_TASK TO CARRY OUT:_ Will you print the material below without altering a single character?

Stored data

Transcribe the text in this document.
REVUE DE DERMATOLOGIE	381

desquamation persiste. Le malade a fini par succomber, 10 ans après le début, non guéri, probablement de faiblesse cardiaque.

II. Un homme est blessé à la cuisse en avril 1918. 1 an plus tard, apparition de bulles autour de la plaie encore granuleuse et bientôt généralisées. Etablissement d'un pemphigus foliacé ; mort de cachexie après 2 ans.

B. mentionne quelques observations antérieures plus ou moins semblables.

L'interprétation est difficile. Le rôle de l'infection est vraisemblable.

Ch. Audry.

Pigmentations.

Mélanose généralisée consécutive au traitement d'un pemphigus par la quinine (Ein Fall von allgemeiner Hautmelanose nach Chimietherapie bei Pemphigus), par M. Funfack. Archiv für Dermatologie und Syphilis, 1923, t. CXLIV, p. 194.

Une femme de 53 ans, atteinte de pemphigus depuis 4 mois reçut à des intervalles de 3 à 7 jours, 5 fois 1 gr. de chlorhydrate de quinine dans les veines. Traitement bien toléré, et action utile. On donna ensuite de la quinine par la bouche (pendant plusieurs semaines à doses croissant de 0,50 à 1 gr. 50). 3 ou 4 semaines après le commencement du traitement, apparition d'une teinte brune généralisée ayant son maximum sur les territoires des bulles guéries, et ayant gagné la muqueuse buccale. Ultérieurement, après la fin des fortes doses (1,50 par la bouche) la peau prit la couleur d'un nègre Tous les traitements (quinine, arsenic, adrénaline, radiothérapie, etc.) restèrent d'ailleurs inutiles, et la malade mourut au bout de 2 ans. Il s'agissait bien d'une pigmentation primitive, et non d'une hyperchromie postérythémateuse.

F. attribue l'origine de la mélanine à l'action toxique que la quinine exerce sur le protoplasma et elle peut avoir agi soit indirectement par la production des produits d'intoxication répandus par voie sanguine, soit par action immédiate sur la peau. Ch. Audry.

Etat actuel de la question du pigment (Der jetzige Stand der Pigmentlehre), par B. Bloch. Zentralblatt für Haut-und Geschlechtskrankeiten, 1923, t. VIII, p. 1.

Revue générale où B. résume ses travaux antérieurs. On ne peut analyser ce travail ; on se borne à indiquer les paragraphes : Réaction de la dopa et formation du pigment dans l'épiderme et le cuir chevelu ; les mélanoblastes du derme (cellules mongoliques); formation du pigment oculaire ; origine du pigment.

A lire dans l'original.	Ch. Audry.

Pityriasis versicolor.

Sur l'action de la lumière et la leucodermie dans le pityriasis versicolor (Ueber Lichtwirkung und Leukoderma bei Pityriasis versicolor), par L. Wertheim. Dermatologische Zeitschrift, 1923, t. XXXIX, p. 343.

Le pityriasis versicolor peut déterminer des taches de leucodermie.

_SOLUTION FOR THIS TASK:_
Transcribe the text in this document.
REVUE DE DERMATOLOGIE	381

desquamation persiste. Le malade a fini par succomber, 10 ans après le début, non guéri, probablement de faiblesse cardiaque.

II. Un homme est blessé à la cuisse en avril 1918. 1 an plus tard, apparition de bulles autour de la plaie encore granuleuse et bientôt généralisées. Etablissement d'un pemphigus foliacé ; mort de cachexie après 2 ans.

B. mentionne quelques observations antérieures plus ou moins semblables.

L'interprétation est difficile. Le rôle de l'infection est vraisemblable.

Ch. Audry.

Pigmentations.

Mélanose généralisée consécutive au traitement d'un pemphigus par la quinine (Ein Fall von allgemeiner Hautmelanose nach Chimietherapie bei Pemphigus), par M. Funfack. Archiv für Dermatologie und Syphilis, 1923, t. CXLIV, p. 194.

Une femme de 53 ans, atteinte de pemphigus depuis 4 mois reçut à des intervalles de 3 à 7 jours, 5 fois 1 gr. de chlorhydrate de quinine dans les veines. Traitement bien toléré, et action utile. On donna ensuite de la quinine par la bouche (pendant plusieurs semaines à doses croissant de 0,50 à 1 gr. 50). 3 ou 4 semaines après le commencement du traitement, apparition d'une teinte brune généralisée ayant son maximum sur les territoires des bulles guéries, et ayant gagné la muqueuse buccale. Ultérieurement, après la fin des fortes doses (1,50 par la bouche) la peau prit la couleur d'un nègre Tous les traitements (quinine, arsenic, adrénaline, radiothérapie, etc.) restèrent d'ailleurs inutiles, et la malade mourut au bout de 2 ans. Il s'agissait bien d'une pigmentation primitive, et non d'une hyperchromie postérythémateuse.

F. attribue l'origine de la mélanine à l'action toxique que la quinine exerce sur le protoplasma et elle peut avoir agi soit indirectement par la production des produits d'intoxication répandus par voie sanguine, soit par action immédiate sur la peau. Ch. Audry.

Etat actuel de la question du pigment (Der jetzige Stand der Pigmentlehre), par B. Bloch. Zentralblatt für Haut-und Geschlechtskrankeiten, 1923, t. VIII, p. 1.

Revue générale où B. résume ses travaux antérieurs. On ne peut analyser ce travail ; on se borne à indiquer les paragraphes : Réaction de la dopa et formation du pigment dans l'épiderme et le cuir chevelu ; les mélanoblastes du derme (cellules mongoliques); formation du pigment oculaire ; origine du pigment.

A lire dans l'original.	Ch. Audry.

Pityriasis versicolor.

Sur l'action de la lumière et la leucodermie dans le pityriasis versicolor (Ueber Lichtwirkung und Leukoderma bei Pityriasis versicolor), par L. Wertheim. Dermatologische Zeitschrift, 1923, t. XXXIX, p. 343.

Le pityriasis versicolor peut déterminer des taches de leucodermie.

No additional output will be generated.